┏━━
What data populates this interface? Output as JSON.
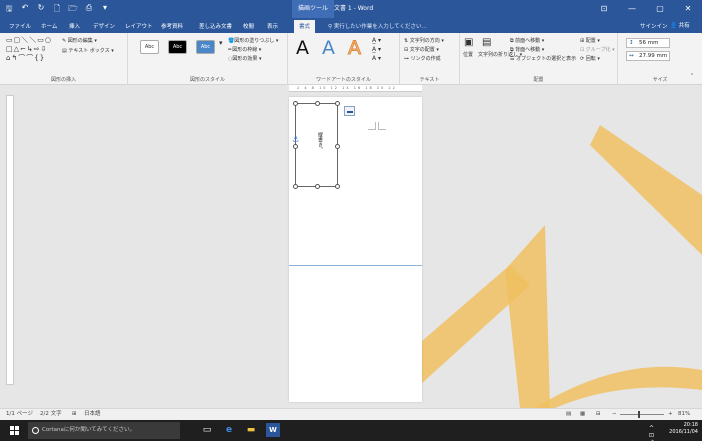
{
  "window": {
    "context_tool": "描画ツール",
    "title": "文書 1 - Word",
    "controls": [
      "⊡",
      "—",
      "▢",
      "✕"
    ]
  },
  "tabs": [
    {
      "label": "ファイル"
    },
    {
      "label": "ホーム"
    },
    {
      "label": "挿入"
    },
    {
      "label": "デザイン"
    },
    {
      "label": "レイアウト"
    },
    {
      "label": "参考資料"
    },
    {
      "label": "差し込み文書"
    },
    {
      "label": "校閲"
    },
    {
      "label": "表示"
    },
    {
      "label": "書式"
    }
  ],
  "tellme": "実行したい作業を入力してください...",
  "account": {
    "signin": "サインイン",
    "share": "共有"
  },
  "ribbon": {
    "insert_shapes": {
      "label": "図形の挿入",
      "edit_shape": "図形の編集 ▾",
      "textbox": "テキスト ボックス ▾"
    },
    "shape_styles": {
      "label": "図形のスタイル",
      "swatches": [
        "Abc",
        "Abc",
        "Abc"
      ],
      "fill": "図形の塗りつぶし ▾",
      "outline": "図形の枠線 ▾",
      "effects": "図形の効果 ▾"
    },
    "wordart": {
      "label": "ワードアートのスタイル"
    },
    "text": {
      "label": "テキスト",
      "direction": "文字列の方向 ▾",
      "align": "文字の配置 ▾",
      "link": "リンクの作成"
    },
    "arrange": {
      "label": "配置",
      "position": "位置",
      "wrap": "文字列の折り返し ▾",
      "forward": "前面へ移動 ▾",
      "backward": "背面へ移動 ▾",
      "selection_pane": "オブジェクトの選択と表示",
      "align": "配置 ▾",
      "group": "グループ化 ▾",
      "rotate": "回転 ▾"
    },
    "size": {
      "label": "サイズ",
      "height": "56 mm",
      "width": "27.99 mm"
    }
  },
  "document": {
    "textbox_text": "縦書き。",
    "ruler_marks": "2 4  8 10 12 14 16 18 20 22"
  },
  "status": {
    "page": "1/1 ページ",
    "words": "2/2 文字",
    "language": "日本語",
    "zoom": "81%"
  },
  "taskbar": {
    "cortana": "Cortanaに何か聞いてみてください。",
    "time": "20:18",
    "date": "2016/11/04"
  }
}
┗━━
■ SHORT EXERCISE
Transcribe the records above exactly as they appear, leaving out any pictures.

■ WRITTEN SOLUTION
What data populates this interface? Output as JSON.
{
  "window": {
    "context_tool": "描画ツール",
    "title": "文書 1 - Word",
    "controls": [
      "⊡",
      "—",
      "▢",
      "✕"
    ]
  },
  "tabs": [
    {
      "label": "ファイル"
    },
    {
      "label": "ホーム"
    },
    {
      "label": "挿入"
    },
    {
      "label": "デザイン"
    },
    {
      "label": "レイアウト"
    },
    {
      "label": "参考資料"
    },
    {
      "label": "差し込み文書"
    },
    {
      "label": "校閲"
    },
    {
      "label": "表示"
    },
    {
      "label": "書式"
    }
  ],
  "tellme": "実行したい作業を入力してください...",
  "account": {
    "signin": "サインイン",
    "share": "共有"
  },
  "ribbon": {
    "insert_shapes": {
      "label": "図形の挿入",
      "edit_shape": "図形の編集 ▾",
      "textbox": "テキスト ボックス ▾"
    },
    "shape_styles": {
      "label": "図形のスタイル",
      "swatches": [
        "Abc",
        "Abc",
        "Abc"
      ],
      "fill": "図形の塗りつぶし ▾",
      "outline": "図形の枠線 ▾",
      "effects": "図形の効果 ▾"
    },
    "wordart": {
      "label": "ワードアートのスタイル"
    },
    "text": {
      "label": "テキスト",
      "direction": "文字列の方向 ▾",
      "align": "文字の配置 ▾",
      "link": "リンクの作成"
    },
    "arrange": {
      "label": "配置",
      "position": "位置",
      "wrap": "文字列の折り返し ▾",
      "forward": "前面へ移動 ▾",
      "backward": "背面へ移動 ▾",
      "selection_pane": "オブジェクトの選択と表示",
      "align": "配置 ▾",
      "group": "グループ化 ▾",
      "rotate": "回転 ▾"
    },
    "size": {
      "label": "サイズ",
      "height": "56 mm",
      "width": "27.99 mm"
    }
  },
  "document": {
    "textbox_text": "縦書き。",
    "ruler_marks": "2 4  8 10 12 14 16 18 20 22"
  },
  "status": {
    "page": "1/1 ページ",
    "words": "2/2 文字",
    "language": "日本語",
    "zoom": "81%"
  },
  "taskbar": {
    "cortana": "Cortanaに何か聞いてみてください。",
    "time": "20:18",
    "date": "2016/11/04"
  }
}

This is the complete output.